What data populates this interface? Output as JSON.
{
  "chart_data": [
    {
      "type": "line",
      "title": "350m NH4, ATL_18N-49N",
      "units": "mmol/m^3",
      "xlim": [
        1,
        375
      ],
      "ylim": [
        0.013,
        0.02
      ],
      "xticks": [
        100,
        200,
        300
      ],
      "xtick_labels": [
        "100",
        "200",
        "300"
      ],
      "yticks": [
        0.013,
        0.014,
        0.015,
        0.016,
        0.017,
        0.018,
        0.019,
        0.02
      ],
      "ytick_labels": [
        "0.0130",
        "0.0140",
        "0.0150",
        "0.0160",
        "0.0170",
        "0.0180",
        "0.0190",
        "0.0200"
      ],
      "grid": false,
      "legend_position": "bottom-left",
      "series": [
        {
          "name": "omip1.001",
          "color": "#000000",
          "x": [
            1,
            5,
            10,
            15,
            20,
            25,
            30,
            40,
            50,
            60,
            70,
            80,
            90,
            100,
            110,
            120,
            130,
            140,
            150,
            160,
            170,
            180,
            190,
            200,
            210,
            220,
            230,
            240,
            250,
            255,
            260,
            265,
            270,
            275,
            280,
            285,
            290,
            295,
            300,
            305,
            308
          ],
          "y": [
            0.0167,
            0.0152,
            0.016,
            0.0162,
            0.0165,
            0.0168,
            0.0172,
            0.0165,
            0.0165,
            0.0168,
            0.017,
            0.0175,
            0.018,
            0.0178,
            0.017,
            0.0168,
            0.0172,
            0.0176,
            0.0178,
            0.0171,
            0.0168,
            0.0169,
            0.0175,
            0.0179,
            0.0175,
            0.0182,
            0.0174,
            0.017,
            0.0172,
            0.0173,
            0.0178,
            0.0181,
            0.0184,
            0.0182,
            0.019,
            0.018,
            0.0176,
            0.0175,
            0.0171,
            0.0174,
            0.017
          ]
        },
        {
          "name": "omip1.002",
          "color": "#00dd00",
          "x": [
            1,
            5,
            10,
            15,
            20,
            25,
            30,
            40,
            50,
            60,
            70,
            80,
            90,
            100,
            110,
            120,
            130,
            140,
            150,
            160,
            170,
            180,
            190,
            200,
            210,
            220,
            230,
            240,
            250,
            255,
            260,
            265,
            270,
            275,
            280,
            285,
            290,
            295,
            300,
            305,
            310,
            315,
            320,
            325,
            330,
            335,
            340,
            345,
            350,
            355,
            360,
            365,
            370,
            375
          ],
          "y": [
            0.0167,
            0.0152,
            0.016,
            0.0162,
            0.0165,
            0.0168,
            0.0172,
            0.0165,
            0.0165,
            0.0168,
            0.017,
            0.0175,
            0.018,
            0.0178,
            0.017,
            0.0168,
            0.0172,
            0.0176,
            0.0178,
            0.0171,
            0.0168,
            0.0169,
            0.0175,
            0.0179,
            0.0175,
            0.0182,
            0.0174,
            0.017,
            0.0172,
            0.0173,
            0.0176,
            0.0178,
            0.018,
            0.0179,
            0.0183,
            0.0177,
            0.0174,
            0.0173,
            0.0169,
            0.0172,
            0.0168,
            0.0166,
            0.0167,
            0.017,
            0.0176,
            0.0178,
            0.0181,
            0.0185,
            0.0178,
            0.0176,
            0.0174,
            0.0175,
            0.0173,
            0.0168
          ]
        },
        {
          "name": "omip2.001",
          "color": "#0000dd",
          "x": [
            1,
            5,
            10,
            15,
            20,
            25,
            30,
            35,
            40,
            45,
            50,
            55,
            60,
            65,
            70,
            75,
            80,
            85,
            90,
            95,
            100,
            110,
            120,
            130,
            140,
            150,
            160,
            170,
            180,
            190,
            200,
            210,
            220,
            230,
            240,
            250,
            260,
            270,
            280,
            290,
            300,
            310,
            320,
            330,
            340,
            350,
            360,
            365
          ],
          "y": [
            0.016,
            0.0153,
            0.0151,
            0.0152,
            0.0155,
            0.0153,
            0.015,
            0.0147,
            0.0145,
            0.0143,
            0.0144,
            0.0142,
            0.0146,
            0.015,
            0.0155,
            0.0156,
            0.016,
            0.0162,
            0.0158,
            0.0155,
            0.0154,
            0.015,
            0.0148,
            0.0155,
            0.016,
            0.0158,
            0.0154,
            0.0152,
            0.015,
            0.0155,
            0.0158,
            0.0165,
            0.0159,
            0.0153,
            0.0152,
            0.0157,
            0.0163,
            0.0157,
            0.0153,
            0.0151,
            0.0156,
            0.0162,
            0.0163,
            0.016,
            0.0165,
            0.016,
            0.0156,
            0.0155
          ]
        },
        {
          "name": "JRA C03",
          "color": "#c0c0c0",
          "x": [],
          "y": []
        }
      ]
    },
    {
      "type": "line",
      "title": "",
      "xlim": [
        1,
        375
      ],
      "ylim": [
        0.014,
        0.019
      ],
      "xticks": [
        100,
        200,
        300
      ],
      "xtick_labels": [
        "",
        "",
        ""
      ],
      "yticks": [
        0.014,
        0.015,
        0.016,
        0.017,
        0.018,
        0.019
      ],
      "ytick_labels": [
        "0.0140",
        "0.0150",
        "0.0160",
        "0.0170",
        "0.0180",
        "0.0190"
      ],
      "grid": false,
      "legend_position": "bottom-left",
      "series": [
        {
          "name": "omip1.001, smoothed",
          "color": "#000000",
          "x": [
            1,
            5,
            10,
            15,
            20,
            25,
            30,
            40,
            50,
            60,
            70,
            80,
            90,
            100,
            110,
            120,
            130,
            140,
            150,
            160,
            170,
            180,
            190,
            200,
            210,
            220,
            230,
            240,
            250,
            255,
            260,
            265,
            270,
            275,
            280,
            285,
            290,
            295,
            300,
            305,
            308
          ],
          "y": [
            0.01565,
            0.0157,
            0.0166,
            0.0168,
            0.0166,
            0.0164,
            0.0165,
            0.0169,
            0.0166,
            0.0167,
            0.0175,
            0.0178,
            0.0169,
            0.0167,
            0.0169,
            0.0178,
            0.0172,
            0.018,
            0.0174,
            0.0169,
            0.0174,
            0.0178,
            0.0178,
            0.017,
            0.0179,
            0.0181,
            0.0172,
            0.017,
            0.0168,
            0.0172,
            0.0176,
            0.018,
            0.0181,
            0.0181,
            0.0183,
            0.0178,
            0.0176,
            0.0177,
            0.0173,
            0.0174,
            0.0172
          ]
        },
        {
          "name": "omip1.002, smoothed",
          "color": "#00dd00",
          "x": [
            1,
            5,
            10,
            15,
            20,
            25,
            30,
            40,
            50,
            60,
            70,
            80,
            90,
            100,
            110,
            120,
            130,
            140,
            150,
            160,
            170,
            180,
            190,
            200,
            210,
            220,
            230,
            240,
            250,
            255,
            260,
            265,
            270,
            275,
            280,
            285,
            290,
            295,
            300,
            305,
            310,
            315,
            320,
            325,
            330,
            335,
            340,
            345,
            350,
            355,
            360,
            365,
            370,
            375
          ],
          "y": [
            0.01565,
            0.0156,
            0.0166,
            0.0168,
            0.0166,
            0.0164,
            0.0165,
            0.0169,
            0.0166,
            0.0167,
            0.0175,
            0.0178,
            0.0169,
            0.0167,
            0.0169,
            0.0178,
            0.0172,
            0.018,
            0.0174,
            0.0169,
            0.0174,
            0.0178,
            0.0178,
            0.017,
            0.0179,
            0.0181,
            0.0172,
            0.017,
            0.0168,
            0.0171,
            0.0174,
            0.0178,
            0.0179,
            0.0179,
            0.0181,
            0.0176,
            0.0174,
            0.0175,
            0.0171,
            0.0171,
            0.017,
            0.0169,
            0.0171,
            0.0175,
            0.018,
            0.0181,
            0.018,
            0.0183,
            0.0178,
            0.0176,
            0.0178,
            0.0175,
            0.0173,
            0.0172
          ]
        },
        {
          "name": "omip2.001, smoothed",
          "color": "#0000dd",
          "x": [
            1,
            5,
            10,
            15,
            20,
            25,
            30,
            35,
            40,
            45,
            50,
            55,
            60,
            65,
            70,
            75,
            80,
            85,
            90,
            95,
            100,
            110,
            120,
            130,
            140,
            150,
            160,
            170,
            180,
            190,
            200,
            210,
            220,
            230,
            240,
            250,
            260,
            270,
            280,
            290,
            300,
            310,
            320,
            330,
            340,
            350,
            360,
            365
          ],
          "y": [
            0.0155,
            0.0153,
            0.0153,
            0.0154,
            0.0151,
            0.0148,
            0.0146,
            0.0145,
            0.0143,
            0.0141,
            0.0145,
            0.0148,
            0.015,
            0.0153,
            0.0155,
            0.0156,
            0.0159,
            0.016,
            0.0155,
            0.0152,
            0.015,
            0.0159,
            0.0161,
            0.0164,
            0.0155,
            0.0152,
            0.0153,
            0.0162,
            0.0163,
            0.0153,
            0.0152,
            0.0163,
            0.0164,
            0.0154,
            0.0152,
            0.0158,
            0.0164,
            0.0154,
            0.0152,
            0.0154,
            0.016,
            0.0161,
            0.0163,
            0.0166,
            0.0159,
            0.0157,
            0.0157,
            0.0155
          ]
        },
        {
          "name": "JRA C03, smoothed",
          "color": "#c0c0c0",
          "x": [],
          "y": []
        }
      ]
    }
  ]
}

**What you need to do**
How many of the lines above hold the word "smoothed"? Give only that number.

**Output of the task**
4